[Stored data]
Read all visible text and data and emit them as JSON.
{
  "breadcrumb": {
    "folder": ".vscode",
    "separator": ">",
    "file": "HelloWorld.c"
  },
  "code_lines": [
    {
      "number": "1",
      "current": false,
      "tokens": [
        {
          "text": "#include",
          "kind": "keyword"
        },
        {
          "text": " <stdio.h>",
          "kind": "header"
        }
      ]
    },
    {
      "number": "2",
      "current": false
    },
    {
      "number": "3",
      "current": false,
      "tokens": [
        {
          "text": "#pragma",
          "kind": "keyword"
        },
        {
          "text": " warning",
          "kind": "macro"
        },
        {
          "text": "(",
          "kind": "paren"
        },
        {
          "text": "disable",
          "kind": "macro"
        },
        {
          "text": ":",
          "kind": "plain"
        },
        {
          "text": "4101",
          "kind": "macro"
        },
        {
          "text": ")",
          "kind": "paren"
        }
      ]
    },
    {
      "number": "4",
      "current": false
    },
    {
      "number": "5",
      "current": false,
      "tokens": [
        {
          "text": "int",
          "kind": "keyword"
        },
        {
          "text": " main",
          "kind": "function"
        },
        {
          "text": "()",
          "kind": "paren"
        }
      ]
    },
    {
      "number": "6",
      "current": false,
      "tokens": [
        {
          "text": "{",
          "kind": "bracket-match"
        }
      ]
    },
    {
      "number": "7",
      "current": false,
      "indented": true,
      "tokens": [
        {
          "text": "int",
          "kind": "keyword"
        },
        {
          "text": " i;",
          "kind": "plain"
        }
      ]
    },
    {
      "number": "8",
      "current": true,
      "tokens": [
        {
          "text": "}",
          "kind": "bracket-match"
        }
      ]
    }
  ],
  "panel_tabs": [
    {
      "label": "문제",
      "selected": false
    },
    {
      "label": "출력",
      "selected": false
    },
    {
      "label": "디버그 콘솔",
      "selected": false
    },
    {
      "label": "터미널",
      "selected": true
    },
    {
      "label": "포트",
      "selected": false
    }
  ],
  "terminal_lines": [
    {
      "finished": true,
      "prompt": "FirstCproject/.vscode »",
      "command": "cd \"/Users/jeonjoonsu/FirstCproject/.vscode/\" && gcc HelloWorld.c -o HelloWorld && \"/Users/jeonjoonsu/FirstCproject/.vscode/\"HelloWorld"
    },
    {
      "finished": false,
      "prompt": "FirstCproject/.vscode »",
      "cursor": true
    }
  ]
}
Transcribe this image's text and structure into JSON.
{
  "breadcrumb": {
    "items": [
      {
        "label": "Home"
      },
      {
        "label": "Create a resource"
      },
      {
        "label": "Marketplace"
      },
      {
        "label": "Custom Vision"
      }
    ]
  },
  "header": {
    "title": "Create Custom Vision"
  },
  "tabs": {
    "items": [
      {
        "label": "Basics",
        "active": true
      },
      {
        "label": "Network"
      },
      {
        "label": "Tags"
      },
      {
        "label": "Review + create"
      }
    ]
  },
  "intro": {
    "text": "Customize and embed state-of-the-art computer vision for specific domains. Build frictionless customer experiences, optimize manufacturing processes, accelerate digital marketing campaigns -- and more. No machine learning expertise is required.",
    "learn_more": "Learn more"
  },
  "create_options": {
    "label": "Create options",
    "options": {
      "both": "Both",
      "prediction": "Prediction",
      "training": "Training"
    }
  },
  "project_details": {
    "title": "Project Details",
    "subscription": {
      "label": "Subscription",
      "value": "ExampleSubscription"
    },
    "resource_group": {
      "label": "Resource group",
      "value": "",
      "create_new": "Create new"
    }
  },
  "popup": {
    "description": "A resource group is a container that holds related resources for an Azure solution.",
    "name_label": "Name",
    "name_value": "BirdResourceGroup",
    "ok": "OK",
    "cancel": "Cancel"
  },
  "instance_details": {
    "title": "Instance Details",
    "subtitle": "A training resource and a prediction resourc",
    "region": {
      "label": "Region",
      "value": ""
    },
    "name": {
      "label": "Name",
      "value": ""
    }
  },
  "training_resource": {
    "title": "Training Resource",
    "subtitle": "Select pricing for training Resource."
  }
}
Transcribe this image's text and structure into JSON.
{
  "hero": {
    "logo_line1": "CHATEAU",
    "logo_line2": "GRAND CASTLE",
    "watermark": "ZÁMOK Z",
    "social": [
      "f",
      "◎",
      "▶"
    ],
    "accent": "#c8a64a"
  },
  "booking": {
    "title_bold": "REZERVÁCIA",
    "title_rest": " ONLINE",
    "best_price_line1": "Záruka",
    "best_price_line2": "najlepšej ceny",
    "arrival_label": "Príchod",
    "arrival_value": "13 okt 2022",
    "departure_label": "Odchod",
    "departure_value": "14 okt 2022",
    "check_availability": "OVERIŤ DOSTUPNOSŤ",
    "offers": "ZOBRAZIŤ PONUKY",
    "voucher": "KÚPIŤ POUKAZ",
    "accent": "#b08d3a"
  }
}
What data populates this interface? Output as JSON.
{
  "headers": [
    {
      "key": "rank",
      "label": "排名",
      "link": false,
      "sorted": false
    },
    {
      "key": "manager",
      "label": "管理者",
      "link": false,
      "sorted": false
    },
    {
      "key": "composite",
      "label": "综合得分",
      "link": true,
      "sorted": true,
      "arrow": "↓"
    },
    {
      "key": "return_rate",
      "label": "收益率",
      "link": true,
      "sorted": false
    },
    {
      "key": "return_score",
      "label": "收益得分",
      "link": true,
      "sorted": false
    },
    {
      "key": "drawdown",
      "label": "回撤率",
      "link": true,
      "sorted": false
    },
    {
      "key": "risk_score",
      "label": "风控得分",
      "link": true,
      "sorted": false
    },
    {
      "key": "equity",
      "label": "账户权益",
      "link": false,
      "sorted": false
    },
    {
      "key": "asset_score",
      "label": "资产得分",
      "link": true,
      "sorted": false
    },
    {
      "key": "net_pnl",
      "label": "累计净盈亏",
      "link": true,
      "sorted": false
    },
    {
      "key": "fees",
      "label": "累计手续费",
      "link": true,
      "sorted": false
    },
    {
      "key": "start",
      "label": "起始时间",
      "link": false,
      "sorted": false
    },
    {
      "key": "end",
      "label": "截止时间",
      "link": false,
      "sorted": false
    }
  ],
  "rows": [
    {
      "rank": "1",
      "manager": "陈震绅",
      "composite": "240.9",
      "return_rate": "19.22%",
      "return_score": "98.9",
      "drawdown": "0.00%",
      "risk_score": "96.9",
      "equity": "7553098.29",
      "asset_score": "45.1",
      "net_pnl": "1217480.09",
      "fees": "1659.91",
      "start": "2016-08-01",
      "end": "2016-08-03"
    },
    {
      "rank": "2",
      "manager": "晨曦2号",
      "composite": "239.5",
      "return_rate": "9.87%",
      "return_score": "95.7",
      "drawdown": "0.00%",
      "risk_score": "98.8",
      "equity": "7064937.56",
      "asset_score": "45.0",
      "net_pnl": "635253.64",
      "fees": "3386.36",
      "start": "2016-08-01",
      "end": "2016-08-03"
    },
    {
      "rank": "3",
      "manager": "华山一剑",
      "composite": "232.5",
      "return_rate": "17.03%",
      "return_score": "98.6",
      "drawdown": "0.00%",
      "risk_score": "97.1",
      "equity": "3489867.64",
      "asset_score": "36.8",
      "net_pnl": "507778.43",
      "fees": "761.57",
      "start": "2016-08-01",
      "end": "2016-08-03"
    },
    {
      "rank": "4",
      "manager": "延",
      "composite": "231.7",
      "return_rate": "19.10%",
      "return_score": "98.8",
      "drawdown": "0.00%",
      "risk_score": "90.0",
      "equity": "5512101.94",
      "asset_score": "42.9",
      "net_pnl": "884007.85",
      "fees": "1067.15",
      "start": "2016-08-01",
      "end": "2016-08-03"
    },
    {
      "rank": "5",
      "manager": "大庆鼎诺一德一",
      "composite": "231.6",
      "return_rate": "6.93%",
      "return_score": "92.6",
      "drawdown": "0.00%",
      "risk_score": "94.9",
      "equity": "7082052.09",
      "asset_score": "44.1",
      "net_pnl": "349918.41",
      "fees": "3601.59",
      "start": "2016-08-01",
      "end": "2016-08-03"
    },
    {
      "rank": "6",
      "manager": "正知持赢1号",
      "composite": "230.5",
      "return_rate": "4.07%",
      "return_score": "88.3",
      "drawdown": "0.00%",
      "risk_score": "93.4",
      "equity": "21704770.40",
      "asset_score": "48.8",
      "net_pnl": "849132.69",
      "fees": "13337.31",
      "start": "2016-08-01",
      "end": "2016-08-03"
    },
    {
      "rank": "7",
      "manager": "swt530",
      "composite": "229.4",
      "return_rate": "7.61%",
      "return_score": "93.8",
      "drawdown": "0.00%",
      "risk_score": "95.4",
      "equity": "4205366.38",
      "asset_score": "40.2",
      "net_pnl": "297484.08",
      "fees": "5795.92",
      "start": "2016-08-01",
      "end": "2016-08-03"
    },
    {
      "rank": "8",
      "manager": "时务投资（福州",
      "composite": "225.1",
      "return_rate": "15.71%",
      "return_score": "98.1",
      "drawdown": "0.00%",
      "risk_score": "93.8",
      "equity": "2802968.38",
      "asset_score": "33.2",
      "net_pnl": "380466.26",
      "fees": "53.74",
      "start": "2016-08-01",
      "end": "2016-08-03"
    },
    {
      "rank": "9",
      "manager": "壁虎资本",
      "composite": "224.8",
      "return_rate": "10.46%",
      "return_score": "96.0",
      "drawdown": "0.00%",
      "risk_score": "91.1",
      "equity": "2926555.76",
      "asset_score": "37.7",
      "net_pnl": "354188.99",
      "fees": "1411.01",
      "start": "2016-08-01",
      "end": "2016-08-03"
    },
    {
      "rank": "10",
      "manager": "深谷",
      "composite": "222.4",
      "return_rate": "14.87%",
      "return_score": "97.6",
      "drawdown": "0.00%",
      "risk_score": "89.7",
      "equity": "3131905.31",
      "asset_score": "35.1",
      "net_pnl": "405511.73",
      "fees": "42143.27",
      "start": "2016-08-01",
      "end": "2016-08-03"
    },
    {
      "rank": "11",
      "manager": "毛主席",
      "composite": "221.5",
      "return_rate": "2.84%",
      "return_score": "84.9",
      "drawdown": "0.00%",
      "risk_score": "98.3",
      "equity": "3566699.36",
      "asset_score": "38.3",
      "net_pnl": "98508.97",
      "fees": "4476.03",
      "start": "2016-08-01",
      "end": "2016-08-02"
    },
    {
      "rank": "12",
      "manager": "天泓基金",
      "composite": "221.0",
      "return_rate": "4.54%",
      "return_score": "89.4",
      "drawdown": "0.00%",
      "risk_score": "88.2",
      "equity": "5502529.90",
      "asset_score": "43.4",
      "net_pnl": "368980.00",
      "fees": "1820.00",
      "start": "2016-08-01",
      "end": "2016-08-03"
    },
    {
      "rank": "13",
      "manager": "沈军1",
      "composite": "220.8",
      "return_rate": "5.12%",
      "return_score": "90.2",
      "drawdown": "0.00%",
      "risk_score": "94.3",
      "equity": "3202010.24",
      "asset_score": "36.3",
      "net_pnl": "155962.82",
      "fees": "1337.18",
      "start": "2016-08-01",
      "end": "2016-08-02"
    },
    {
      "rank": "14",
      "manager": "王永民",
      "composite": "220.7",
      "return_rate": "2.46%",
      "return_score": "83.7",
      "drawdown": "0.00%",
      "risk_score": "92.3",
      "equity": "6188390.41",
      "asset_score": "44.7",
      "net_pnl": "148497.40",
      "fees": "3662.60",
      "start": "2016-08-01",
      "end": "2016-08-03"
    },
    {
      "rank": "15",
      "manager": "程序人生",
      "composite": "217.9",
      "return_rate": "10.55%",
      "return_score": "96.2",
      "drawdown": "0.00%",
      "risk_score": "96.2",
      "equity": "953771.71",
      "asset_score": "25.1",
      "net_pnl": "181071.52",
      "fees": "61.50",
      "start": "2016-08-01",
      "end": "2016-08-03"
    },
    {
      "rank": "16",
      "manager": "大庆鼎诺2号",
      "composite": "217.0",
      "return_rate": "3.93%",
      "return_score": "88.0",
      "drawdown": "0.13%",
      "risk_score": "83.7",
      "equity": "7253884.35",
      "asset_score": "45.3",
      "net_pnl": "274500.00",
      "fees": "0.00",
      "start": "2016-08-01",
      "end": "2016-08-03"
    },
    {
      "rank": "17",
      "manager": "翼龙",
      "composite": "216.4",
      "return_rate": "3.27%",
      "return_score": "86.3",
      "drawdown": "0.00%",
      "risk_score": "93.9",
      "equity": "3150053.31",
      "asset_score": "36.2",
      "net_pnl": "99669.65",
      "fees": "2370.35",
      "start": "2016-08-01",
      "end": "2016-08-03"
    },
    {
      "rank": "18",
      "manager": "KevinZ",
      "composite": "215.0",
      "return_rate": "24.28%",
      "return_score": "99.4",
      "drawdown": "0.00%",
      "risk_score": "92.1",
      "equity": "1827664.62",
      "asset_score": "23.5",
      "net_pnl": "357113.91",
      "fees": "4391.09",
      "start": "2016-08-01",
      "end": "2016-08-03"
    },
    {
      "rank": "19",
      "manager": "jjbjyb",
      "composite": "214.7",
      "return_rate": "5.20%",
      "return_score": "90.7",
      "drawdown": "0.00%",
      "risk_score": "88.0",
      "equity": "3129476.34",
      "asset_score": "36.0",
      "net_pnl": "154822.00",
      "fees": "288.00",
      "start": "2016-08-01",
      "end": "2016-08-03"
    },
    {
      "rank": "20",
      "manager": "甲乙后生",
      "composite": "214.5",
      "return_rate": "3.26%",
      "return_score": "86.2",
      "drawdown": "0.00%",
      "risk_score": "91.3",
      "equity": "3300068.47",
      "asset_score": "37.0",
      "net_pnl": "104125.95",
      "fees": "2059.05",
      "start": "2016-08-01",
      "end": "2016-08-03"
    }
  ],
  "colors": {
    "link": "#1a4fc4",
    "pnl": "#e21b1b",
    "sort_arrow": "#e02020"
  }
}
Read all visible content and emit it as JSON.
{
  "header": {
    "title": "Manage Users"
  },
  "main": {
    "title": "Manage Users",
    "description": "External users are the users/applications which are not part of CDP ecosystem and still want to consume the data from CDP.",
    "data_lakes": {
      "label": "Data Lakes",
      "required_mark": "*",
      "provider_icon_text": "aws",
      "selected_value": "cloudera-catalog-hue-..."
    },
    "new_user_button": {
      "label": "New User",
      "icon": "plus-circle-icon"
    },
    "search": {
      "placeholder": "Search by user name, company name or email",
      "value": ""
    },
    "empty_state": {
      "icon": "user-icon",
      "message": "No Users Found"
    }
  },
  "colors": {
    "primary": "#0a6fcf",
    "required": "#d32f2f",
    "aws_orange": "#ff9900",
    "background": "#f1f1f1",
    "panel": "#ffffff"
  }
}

§ **Task prompt**
Pull out all lines from the entries above in which the word "HelloWorld" appears.

§ **Exercise output**
    "file": "HelloWorld.c"
      "command": "cd \"/Users/jeonjoonsu/FirstCproject/.vscode/\" && gcc HelloWorld.c -o HelloWorld && \"/Users/jeonjoonsu/FirstCproject/.vscode/\"HelloWorld"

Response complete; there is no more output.